-- begin Data shown --

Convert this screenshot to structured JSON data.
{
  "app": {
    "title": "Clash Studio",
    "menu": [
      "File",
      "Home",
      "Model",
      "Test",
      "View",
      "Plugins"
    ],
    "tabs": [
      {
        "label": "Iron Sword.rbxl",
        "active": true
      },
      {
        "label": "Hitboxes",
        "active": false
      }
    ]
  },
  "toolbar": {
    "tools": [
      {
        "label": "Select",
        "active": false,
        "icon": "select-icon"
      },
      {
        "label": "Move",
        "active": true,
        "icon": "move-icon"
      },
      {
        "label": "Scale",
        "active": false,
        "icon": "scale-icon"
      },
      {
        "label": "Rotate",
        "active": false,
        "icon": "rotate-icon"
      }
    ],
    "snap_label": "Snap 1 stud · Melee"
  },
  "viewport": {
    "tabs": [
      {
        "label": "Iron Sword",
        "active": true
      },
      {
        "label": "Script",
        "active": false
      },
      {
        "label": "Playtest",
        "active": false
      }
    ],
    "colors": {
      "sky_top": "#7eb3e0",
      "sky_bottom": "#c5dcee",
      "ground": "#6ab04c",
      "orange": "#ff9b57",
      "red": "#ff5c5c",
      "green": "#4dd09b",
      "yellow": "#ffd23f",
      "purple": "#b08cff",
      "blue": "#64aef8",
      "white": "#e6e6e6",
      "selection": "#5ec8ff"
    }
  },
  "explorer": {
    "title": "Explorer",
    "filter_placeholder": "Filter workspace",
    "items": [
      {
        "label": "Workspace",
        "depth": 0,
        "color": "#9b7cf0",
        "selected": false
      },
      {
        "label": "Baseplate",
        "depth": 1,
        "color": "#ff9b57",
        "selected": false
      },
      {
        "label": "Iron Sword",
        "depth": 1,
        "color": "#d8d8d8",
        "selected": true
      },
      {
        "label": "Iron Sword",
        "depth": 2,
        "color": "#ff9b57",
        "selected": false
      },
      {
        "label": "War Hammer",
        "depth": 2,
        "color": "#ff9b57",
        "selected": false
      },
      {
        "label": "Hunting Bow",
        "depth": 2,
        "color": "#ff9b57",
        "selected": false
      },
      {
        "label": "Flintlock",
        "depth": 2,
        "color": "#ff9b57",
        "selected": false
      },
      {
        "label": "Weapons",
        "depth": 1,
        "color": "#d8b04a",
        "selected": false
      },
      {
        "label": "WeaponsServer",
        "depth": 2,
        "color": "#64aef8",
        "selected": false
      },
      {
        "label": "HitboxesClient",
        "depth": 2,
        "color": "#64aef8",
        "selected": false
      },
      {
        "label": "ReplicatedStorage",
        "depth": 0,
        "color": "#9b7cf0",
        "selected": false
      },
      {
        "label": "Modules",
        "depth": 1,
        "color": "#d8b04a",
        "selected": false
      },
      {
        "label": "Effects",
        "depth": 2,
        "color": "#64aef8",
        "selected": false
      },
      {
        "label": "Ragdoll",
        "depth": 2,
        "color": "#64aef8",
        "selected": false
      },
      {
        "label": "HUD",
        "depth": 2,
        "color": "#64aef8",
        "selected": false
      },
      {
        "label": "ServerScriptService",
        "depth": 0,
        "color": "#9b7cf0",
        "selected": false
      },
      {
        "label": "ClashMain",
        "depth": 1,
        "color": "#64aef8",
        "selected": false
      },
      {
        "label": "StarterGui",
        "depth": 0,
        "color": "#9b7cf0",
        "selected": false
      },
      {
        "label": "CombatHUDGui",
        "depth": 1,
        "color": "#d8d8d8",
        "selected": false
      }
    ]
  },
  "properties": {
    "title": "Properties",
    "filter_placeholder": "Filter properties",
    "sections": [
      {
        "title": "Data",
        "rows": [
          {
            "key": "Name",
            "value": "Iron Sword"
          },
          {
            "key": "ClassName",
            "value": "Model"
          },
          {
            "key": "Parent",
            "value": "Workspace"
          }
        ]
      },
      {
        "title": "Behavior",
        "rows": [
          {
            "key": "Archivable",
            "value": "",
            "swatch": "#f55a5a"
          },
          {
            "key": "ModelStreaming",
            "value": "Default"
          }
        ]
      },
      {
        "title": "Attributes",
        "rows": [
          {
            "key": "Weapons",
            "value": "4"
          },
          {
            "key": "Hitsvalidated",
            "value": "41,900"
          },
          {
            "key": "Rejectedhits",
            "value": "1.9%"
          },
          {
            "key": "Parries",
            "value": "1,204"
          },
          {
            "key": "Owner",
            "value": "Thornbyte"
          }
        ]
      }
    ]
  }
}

-- end Data shown --

§ What is asked
Only a number is wanted here: how many lines in the data above include the string "value"?

§ Exercise solution
10